_Task objective_
Are you able to retype all the records below exactly?

_The data_
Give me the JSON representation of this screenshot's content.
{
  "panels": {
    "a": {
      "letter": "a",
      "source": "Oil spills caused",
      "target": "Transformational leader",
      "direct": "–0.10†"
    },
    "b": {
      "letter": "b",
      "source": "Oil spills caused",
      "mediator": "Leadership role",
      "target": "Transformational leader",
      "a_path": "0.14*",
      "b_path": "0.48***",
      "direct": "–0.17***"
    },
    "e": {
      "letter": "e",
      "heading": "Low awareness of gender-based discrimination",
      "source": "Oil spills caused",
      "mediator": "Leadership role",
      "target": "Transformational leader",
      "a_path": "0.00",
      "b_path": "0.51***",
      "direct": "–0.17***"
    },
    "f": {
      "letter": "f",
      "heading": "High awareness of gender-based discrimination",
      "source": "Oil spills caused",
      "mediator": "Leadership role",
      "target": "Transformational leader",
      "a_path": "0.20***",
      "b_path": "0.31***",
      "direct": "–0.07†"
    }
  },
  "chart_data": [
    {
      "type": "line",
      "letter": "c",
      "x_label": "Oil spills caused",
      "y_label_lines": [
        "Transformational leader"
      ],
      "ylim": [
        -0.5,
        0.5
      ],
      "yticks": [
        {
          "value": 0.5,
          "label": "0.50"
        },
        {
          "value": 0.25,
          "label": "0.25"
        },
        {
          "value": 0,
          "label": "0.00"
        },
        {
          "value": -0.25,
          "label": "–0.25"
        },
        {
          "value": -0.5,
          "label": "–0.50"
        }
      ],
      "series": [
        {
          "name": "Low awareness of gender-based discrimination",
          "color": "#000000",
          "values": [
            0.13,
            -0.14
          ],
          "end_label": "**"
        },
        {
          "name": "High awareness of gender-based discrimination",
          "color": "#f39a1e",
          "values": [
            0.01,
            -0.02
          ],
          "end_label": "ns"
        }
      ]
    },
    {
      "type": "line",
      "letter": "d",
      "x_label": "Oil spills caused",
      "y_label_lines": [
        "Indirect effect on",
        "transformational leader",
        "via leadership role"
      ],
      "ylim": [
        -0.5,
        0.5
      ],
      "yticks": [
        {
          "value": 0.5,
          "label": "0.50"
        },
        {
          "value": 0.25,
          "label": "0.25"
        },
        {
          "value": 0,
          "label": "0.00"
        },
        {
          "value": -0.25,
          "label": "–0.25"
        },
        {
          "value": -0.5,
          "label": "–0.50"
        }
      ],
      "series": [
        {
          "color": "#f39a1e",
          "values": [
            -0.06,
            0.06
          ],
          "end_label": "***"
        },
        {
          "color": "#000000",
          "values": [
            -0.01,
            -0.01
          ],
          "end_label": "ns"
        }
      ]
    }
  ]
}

_Correct result_
Give me the JSON representation of this screenshot's content.
{
  "panels": {
    "a": {
      "letter": "a",
      "source": "Oil spills caused",
      "target": "Transformational leader",
      "direct": "–0.10†"
    },
    "b": {
      "letter": "b",
      "source": "Oil spills caused",
      "mediator": "Leadership role",
      "target": "Transformational leader",
      "a_path": "0.14*",
      "b_path": "0.48***",
      "direct": "–0.17***"
    },
    "e": {
      "letter": "e",
      "heading": "Low awareness of gender-based discrimination",
      "source": "Oil spills caused",
      "mediator": "Leadership role",
      "target": "Transformational leader",
      "a_path": "0.00",
      "b_path": "0.51***",
      "direct": "–0.17***"
    },
    "f": {
      "letter": "f",
      "heading": "High awareness of gender-based discrimination",
      "source": "Oil spills caused",
      "mediator": "Leadership role",
      "target": "Transformational leader",
      "a_path": "0.20***",
      "b_path": "0.31***",
      "direct": "–0.07†"
    }
  },
  "chart_data": [
    {
      "type": "line",
      "letter": "c",
      "x_label": "Oil spills caused",
      "y_label_lines": [
        "Transformational leader"
      ],
      "ylim": [
        -0.5,
        0.5
      ],
      "yticks": [
        {
          "value": 0.5,
          "label": "0.50"
        },
        {
          "value": 0.25,
          "label": "0.25"
        },
        {
          "value": 0,
          "label": "0.00"
        },
        {
          "value": -0.25,
          "label": "–0.25"
        },
        {
          "value": -0.5,
          "label": "–0.50"
        }
      ],
      "series": [
        {
          "name": "Low awareness of gender-based discrimination",
          "color": "#000000",
          "values": [
            0.13,
            -0.14
          ],
          "end_label": "**"
        },
        {
          "name": "High awareness of gender-based discrimination",
          "color": "#f39a1e",
          "values": [
            0.01,
            -0.02
          ],
          "end_label": "ns"
        }
      ]
    },
    {
      "type": "line",
      "letter": "d",
      "x_label": "Oil spills caused",
      "y_label_lines": [
        "Indirect effect on",
        "transformational leader",
        "via leadership role"
      ],
      "ylim": [
        -0.5,
        0.5
      ],
      "yticks": [
        {
          "value": 0.5,
          "label": "0.50"
        },
        {
          "value": 0.25,
          "label": "0.25"
        },
        {
          "value": 0,
          "label": "0.00"
        },
        {
          "value": -0.25,
          "label": "–0.25"
        },
        {
          "value": -0.5,
          "label": "–0.50"
        }
      ],
      "series": [
        {
          "color": "#f39a1e",
          "values": [
            -0.06,
            0.06
          ],
          "end_label": "***"
        },
        {
          "color": "#000000",
          "values": [
            -0.01,
            -0.01
          ],
          "end_label": "ns"
        }
      ]
    }
  ]
}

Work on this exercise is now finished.